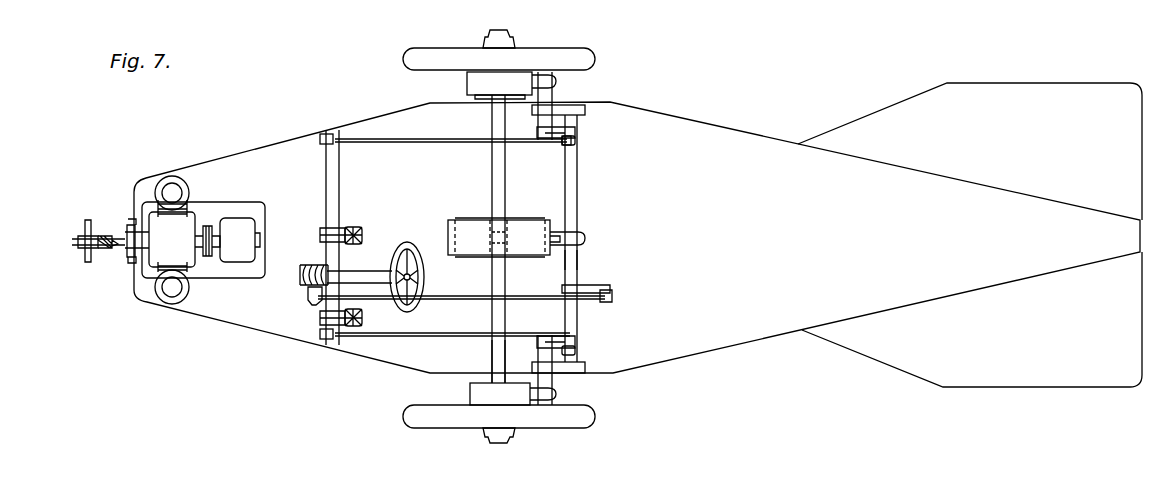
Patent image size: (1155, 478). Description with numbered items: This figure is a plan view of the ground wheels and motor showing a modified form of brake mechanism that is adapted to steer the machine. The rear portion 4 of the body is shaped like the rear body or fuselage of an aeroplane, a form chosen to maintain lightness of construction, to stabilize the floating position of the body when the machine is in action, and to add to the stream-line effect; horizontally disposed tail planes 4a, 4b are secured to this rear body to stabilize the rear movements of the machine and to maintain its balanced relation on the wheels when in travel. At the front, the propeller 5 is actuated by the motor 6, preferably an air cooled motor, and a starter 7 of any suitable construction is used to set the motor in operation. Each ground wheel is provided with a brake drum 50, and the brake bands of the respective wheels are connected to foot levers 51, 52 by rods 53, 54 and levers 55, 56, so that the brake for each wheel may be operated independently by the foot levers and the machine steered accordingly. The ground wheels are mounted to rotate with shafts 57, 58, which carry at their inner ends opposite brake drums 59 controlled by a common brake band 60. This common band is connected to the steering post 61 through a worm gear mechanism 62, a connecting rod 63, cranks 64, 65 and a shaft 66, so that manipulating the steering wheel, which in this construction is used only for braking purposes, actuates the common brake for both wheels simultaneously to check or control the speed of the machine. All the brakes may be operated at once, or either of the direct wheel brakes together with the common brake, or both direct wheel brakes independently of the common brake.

The rear portion of the body 4 is at (672, 137).
The tail plane 4a is at (943, 100).
The tail plane 4b is at (903, 345).
The propeller 5 is at (73, 239).
The motor 6 is at (173, 188).
The starter 7 is at (241, 218).
The brake drum 50 is at (473, 78).
The foot lever 51 is at (354, 228).
The foot lever 52 is at (360, 326).
The rod 53 is at (414, 143).
The rod 54 is at (405, 338).
The lever 55 is at (571, 132).
The lever 56 is at (577, 341).
The shaft 57 is at (486, 178).
The shaft 58 is at (491, 352).
The brake drum 59 is at (530, 206).
The common brake band 60 is at (449, 233).
The steering post 61 is at (367, 275).
The worm gear mechanism 62 is at (300, 282).
The connecting rod 63 is at (471, 299).
The crank 64 is at (305, 294).
The crank 65 is at (608, 289).
The shaft 66 is at (580, 259).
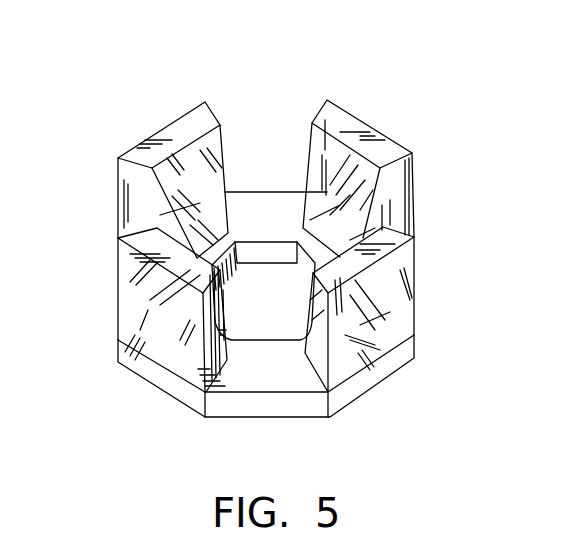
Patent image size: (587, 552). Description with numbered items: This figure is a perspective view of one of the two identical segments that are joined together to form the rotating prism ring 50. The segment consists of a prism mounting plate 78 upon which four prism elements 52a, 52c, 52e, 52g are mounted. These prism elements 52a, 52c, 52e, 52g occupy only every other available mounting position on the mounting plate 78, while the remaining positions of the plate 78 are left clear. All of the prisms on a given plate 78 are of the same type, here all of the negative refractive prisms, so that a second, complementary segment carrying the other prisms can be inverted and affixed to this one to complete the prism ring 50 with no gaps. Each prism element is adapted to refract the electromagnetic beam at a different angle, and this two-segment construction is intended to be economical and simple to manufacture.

The prism ring 50 is at (391, 106).
The prism element 52a is at (400, 178).
The prism element 52c is at (137, 183).
The prism element 52e is at (142, 308).
The prism element 52g is at (393, 303).
The prism mounting plate 78 is at (307, 407).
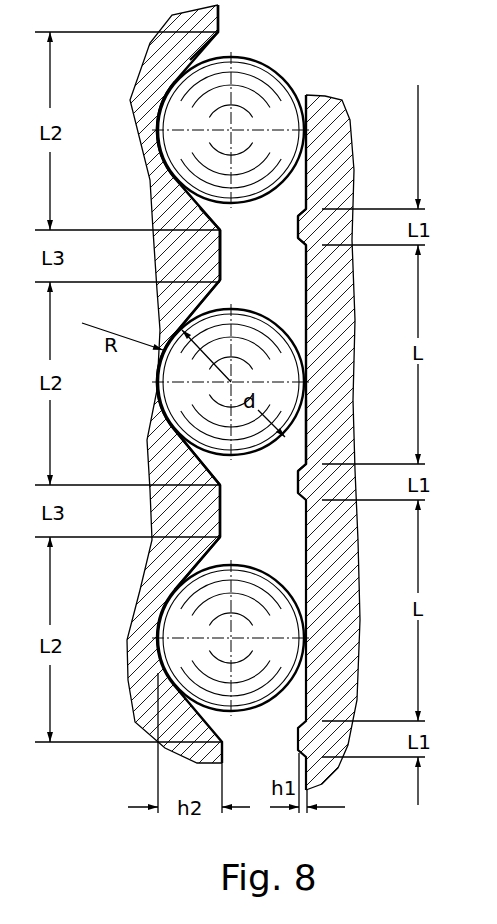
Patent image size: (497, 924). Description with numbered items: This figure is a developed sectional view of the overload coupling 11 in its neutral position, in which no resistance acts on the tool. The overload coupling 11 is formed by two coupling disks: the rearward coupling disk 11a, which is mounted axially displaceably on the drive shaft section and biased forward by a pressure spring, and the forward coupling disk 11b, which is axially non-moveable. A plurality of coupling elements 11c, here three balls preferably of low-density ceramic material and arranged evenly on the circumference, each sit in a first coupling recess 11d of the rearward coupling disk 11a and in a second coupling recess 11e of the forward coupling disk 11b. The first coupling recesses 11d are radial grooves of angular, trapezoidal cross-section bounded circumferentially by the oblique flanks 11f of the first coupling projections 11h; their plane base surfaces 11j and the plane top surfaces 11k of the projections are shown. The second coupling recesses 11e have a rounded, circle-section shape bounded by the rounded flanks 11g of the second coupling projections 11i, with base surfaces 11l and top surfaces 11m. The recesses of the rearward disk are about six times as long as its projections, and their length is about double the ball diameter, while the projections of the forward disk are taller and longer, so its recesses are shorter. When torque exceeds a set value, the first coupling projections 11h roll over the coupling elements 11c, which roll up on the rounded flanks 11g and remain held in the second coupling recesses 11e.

The overload coupling 11 is at (330, 539).
The rearward coupling disk 11a is at (343, 123).
The forward coupling disk 11b is at (160, 247).
The coupling elements 11c is at (150, 158).
The first coupling recess 11d is at (308, 313).
The second coupling recess 11e is at (190, 458).
The oblique flanks 11f is at (305, 207).
The rounded flanks 11g is at (200, 57).
The first coupling projections 11h is at (297, 227).
The second coupling projections 11i is at (220, 262).
The base surfaces 11j is at (308, 440).
The top surfaces 11k is at (297, 480).
The base surfaces 11l is at (195, 285).
The top surfaces 11m is at (223, 518).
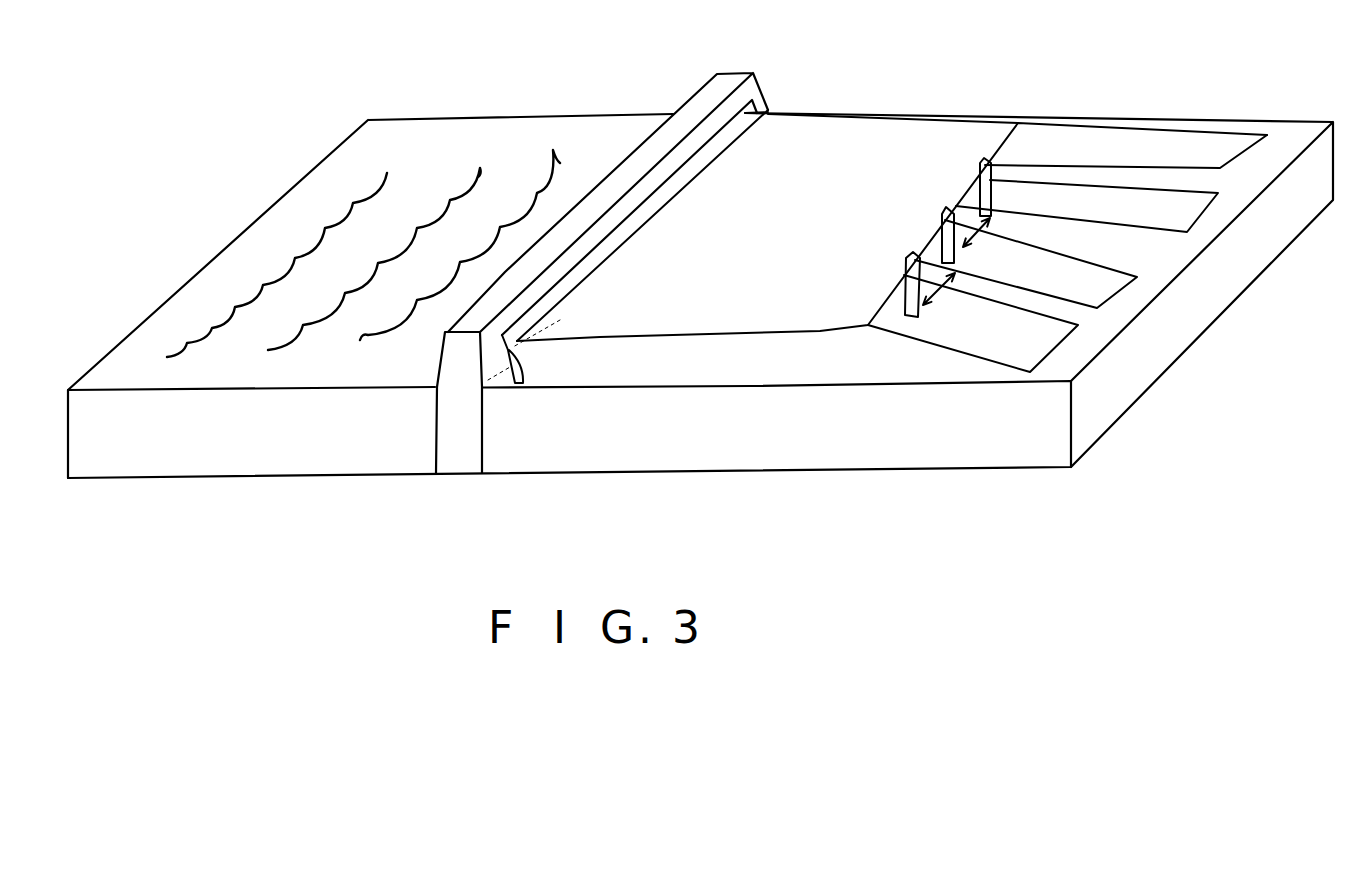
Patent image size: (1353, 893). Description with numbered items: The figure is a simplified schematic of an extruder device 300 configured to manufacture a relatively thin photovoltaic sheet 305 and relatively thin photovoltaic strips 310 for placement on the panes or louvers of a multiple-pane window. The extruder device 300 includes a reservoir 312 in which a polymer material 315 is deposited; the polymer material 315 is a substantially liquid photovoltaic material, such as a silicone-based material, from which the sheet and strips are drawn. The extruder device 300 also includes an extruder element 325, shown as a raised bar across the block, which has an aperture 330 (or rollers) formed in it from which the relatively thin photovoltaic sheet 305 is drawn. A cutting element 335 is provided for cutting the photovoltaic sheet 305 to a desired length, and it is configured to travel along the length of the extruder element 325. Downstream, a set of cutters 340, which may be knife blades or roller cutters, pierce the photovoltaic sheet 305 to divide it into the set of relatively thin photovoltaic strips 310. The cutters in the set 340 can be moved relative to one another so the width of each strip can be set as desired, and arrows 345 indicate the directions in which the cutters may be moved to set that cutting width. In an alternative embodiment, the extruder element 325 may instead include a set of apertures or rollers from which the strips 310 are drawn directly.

The extruder device 300 is at (1007, 490).
The relatively thin photovoltaic sheet 305 is at (827, 132).
The relatively thin photovoltaic strips 310 is at (1243, 167).
The reservoir 312 is at (195, 455).
The polymer material 315 is at (272, 376).
The extruder element 325 is at (728, 63).
The aperture 330 is at (760, 94).
The cutting element 335 is at (530, 369).
The set of cutters 340 is at (948, 220).
The arrows 345 is at (978, 238).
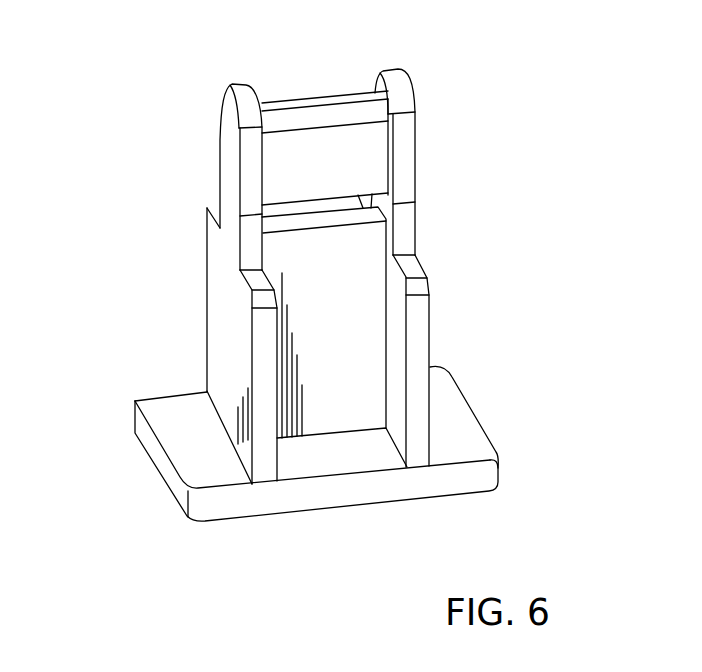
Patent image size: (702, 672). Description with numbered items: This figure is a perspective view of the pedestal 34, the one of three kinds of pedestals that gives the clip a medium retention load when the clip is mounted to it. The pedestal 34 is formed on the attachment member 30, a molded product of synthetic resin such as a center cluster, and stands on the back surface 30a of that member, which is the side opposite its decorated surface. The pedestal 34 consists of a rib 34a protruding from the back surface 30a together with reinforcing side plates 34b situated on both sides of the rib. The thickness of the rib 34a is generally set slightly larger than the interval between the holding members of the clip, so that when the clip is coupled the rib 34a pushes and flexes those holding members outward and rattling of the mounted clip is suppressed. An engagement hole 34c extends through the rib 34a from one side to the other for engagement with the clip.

The attachment member 30 is at (458, 483).
The back surface 30a is at (170, 402).
The pedestal 34 is at (330, 263).
The rib 34a is at (360, 325).
The reinforcing side plates 34b is at (218, 270).
The engagement hole 34c is at (312, 202).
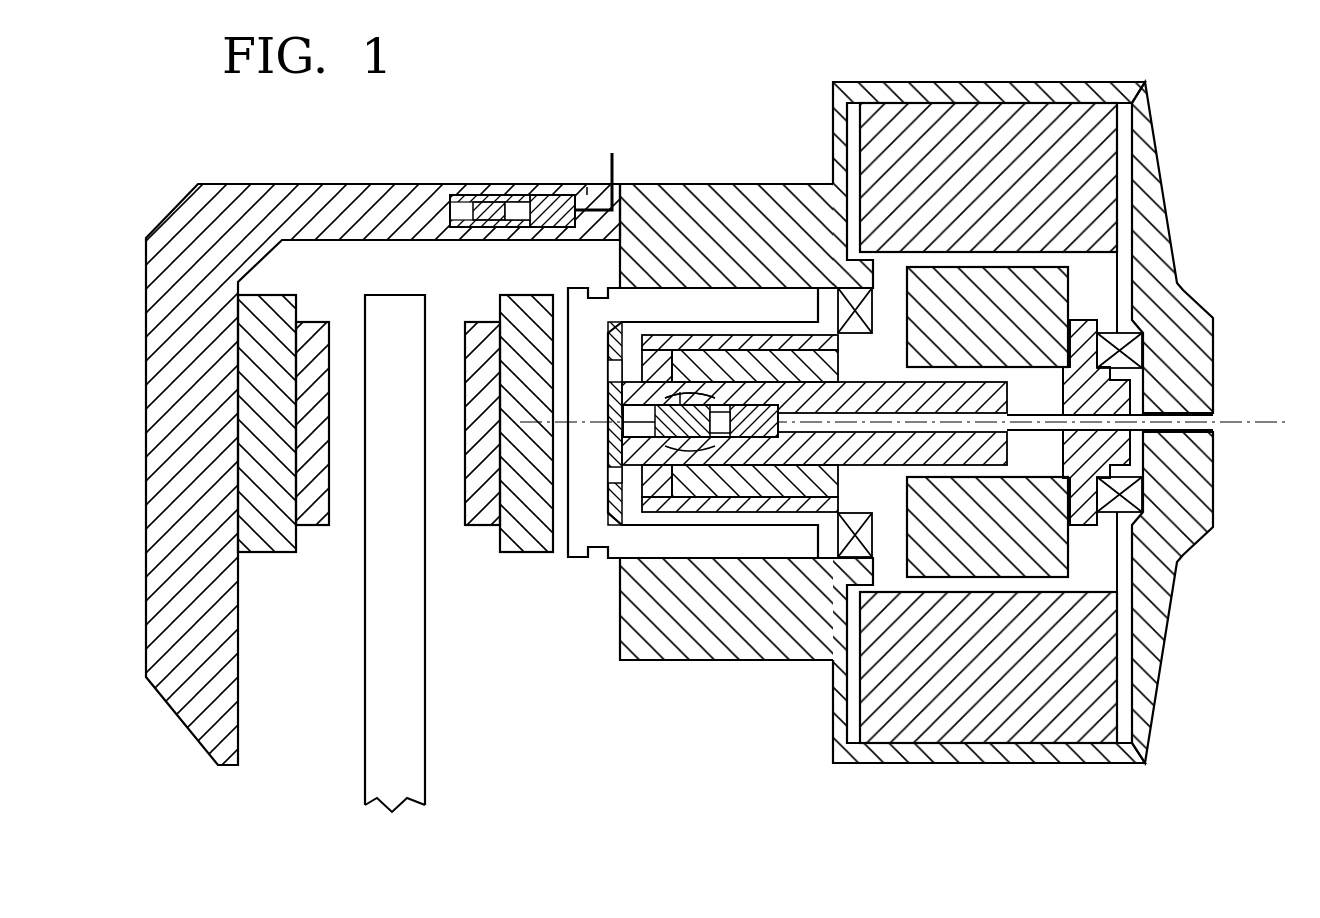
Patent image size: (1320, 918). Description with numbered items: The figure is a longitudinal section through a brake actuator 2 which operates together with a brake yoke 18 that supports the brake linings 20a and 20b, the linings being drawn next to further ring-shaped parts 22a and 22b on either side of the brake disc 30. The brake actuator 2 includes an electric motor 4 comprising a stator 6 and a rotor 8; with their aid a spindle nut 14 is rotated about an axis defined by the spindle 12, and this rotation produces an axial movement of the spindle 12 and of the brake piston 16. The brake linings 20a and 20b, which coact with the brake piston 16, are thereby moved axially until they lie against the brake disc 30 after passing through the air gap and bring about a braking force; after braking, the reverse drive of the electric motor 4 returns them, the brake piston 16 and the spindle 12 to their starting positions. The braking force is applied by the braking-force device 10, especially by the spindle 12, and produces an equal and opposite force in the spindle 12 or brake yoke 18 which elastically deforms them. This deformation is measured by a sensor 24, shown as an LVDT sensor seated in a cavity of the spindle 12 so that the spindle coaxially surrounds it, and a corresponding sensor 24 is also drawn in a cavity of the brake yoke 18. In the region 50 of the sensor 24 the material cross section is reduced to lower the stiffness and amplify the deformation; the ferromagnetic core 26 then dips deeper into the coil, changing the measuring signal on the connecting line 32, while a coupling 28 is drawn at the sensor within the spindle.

The brake actuator 2 is at (1017, 755).
The electric motor 4 is at (1100, 692).
The stator 6 is at (1053, 720).
The rotor 8 is at (1025, 322).
The braking-force device 10 is at (862, 398).
The spindle 12 is at (670, 455).
The spindle nut 14 is at (745, 362).
The brake piston 16 is at (573, 550).
The brake yoke 18 is at (197, 248).
The brake lining 20a is at (317, 517).
The brake lining 20b is at (482, 495).
The first support ring 22a is at (270, 533).
The second support ring 22b is at (527, 543).
The sensor 24 is at (550, 208).
The ferromagnetic core 26 is at (493, 210).
The coupling 28 is at (668, 398).
The brake disc 30 is at (410, 723).
The connecting line 32 is at (614, 168).
The region of the sensor 50 is at (587, 187).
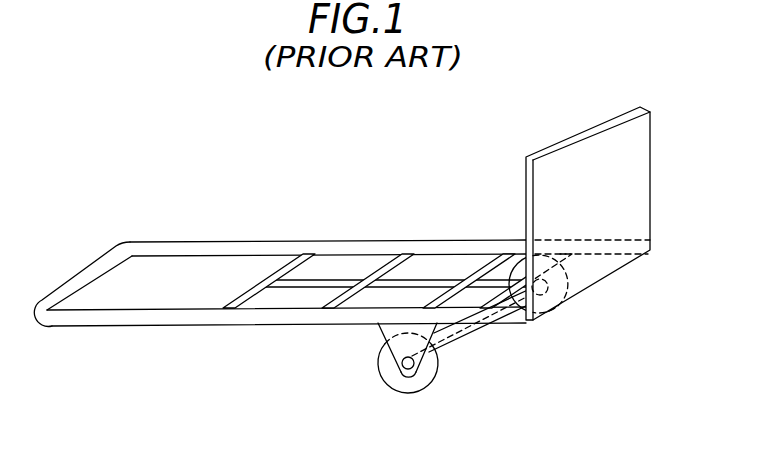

▶ _WHAT IS EXPECTED_
Copy out, word for word, everything in the material above from the line containing "Patent image size: (702, 672)." down to the line containing "The engagement hole 34c is at (312, 202).", including both of those lines.

▶ _RESPONSE_
Patent image size: (702, 672). Description with numbered items: This figure is a perspective view of the pedestal 34, the one of three kinds of pedestals that gives the clip a medium retention load when the clip is mounted to it. The pedestal 34 is formed on the attachment member 30, a molded product of synthetic resin such as a center cluster, and stands on the back surface 30a of that member, which is the side opposite its decorated surface. The pedestal 34 consists of a rib 34a protruding from the back surface 30a together with reinforcing side plates 34b situated on both sides of the rib. The thickness of the rib 34a is generally set slightly larger than the interval between the holding members of the clip, so that when the clip is coupled the rib 34a pushes and flexes those holding members outward and rattling of the mounted clip is suppressed. An engagement hole 34c extends through the rib 34a from one side to the other for engagement with the clip.

The attachment member 30 is at (458, 483).
The back surface 30a is at (170, 402).
The pedestal 34 is at (330, 263).
The rib 34a is at (360, 325).
The reinforcing side plates 34b is at (218, 270).
The engagement hole 34c is at (312, 202).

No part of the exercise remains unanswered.